*WORK INSTRUCTION 1*. In the news article about the Senate report on interrogation and the hunt for bin Laden, how many pages long is the report?
*WORK INSTRUCTION 2*. Continue the news article about the Senate report on interrogation and the hunt for bin Laden from the point where it stops.
── TEXT
Tuesday 1 April 2014

Torture 'Did Not Lead To Bin Laden'

Waterboarding and other harsh interrogation methods provided no key evidence in the hunt for Osama bin Laden, a Senate investigation has concluded.
The report by the Senate intelligence committee examined the treatment of several high-level terror detainees and the information they provided on the man widely considered to be responsible for the 9/11 attacks.
The CIA disputes the conclusions and the intelligence agency is locked in a fight with the committee over the case.
Former Bush administration figures and top CIA officials said trailing bin Laden to his compound in Pakistan was vindication of the "enhanced interrogation techniques" they authorised after the September 11 attacks.
But Democratic and some Republican senators have called that account misleading, saying waterboarding – where a detainee is subjected to simulated drownings - sleep deprivation and other such practices were cruel and ineffective.
The 6,200-page report backs the latter. The document is still secret but a congressional vote on Thursday may look to declassify a summary.
Aerial view of compound The Abbottabad compound where bin Laden was tracked down and killed
The most high-profile detainee linked to the bin Laden investigation was Khalid Sheikh Mohammed, who is of accused of masterminding 9/11 mastermind and who was waterboarded 183 times.
Mohammed confirmed after his 2003 capture that he knew an important al Qaeda courier with the nom de guerre Abu Ahmed al Kuwaiti.
The Senate report concludes such information was not critical.
────
── INFORMATION PROVIDED
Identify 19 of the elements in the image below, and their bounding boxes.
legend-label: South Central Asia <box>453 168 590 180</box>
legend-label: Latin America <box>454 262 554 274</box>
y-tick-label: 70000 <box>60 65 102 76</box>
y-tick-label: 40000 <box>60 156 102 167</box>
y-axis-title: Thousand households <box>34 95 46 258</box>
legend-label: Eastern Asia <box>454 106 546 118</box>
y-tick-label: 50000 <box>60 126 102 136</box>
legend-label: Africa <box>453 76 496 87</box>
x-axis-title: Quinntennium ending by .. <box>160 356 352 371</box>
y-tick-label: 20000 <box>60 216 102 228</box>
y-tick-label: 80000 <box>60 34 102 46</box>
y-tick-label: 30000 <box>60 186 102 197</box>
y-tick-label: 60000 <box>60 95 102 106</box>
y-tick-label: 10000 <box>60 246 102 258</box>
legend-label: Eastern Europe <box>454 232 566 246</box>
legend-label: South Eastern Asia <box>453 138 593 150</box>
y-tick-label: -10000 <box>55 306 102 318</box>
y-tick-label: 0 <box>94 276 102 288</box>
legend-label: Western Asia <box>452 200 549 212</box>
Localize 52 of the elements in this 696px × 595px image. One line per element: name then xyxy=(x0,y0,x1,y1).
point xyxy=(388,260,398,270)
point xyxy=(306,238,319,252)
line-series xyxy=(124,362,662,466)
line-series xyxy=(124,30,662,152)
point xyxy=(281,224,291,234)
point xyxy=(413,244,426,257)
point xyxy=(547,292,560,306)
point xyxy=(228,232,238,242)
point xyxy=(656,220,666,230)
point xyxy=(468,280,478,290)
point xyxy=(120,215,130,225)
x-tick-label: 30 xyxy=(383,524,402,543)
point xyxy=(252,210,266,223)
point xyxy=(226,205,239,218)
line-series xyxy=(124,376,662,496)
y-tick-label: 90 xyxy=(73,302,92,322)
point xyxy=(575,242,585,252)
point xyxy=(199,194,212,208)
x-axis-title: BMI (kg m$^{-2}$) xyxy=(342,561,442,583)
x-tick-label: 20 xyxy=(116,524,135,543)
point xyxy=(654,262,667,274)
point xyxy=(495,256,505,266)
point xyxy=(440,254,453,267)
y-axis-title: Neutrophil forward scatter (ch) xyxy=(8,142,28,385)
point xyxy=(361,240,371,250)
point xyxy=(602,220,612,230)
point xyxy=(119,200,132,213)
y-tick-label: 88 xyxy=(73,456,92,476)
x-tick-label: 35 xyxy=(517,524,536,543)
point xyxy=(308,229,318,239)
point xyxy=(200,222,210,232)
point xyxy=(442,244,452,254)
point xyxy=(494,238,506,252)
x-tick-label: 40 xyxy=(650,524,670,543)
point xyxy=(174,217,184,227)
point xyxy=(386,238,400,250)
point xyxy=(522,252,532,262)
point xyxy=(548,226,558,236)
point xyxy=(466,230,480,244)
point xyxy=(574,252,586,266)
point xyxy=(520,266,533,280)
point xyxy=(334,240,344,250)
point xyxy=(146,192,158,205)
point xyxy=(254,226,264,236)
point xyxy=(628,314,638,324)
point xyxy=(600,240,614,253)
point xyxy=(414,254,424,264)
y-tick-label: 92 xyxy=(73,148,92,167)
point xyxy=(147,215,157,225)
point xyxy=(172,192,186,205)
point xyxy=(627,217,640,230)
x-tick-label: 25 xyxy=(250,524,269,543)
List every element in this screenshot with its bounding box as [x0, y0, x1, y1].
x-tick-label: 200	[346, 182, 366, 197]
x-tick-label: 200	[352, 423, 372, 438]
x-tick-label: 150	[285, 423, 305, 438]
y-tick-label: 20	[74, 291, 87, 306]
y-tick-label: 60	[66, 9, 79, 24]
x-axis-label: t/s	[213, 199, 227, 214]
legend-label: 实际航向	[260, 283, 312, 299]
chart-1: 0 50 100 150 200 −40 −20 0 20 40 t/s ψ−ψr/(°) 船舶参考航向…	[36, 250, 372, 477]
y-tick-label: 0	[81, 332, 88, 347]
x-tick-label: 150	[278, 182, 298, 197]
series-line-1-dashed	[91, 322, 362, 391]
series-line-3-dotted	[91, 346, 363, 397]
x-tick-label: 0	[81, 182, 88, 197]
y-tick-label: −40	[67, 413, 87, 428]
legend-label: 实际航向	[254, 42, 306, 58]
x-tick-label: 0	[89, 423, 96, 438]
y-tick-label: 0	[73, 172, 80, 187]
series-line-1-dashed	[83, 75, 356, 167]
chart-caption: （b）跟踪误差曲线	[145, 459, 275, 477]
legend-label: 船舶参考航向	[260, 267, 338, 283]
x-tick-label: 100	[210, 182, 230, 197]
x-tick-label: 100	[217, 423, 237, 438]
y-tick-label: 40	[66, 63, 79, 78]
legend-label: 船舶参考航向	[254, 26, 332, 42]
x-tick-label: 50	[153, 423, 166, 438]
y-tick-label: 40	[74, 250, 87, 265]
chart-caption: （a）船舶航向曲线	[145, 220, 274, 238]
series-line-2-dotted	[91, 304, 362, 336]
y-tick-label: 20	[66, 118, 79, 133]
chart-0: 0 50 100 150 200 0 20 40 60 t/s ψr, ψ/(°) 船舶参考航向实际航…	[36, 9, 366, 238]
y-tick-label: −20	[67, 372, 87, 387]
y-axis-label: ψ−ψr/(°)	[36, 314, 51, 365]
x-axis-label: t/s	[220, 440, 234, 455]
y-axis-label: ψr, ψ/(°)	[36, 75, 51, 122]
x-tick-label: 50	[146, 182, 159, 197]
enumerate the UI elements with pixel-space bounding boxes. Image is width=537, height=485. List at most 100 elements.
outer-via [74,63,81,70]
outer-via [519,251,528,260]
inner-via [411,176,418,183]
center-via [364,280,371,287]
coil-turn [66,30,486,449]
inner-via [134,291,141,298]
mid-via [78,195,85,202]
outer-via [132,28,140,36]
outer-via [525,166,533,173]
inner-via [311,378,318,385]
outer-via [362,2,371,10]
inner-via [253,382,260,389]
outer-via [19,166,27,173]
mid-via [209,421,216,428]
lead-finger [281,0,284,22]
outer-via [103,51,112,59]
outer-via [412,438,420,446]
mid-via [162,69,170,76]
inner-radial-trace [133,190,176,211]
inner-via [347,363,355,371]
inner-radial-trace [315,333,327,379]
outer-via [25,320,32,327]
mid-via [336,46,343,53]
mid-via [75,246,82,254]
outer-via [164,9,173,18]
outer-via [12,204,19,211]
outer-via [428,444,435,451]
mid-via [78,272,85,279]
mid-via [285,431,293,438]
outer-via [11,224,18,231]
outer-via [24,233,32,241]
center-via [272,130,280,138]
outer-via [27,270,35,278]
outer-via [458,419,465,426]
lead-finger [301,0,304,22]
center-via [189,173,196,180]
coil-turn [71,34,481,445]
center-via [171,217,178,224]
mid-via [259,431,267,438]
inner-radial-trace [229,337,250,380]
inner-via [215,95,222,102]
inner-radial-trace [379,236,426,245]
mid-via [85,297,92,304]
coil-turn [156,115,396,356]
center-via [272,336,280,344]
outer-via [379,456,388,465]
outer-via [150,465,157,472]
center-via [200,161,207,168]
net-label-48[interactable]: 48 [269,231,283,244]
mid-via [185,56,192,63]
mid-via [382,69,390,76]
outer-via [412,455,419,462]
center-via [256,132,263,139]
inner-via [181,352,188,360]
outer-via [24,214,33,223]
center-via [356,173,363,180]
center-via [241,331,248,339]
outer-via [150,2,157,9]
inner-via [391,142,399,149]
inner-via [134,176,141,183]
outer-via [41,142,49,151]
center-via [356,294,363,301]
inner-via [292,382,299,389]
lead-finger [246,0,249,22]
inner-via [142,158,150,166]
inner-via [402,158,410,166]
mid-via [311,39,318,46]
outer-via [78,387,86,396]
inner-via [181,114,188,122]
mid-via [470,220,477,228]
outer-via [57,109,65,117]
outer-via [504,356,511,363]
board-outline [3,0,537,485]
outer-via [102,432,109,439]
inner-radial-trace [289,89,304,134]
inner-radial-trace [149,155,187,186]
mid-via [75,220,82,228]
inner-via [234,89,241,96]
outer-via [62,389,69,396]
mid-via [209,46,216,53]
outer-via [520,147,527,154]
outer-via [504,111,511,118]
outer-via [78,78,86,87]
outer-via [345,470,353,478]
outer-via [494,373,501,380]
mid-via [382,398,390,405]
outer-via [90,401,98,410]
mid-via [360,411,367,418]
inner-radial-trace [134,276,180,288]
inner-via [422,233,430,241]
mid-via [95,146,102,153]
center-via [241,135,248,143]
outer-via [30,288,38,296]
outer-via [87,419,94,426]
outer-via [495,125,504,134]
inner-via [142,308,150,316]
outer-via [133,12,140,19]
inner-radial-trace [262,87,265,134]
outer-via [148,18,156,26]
────
*RESPONSE AREA 1*. 6,200 pages.

*RESPONSE AREA 2*.
Mohammed only discussed al Kuwaiti months after being waterboarded, while he was under standard interrogation, according to congressional aides familiar with the report.
And Mohammed neither acknowledged al Kuwaiti's significance nor provided interrogators with the courier's real name.
The courier eventually led US intelligence to the Pakistani military town of Abbottabad, where bin Laden was hiding.
Jessica Chastain in Zero Dark Thirty (Universal Pictures) Jessica Chastain in Zero Dark Thirty, the movie on the hunt for bin Laden
There, in May 2011, Navy SEALs killed bin Laden in a secret mission.
The issue of whether torture was instrumental in leading US officials to bin Laden was also hotly debated after the release of the Oscar nominated movie Zero Dark Thirty, a dramatisation of the hunt for the terror chief.
The movie shows torture to have played an important role in finding bin Laden, but group of US senators disputed that view.
Critics also said the movie endorsed torture, though this was dismissed as "absurd" by star Jessica Chastain and others involved in the film.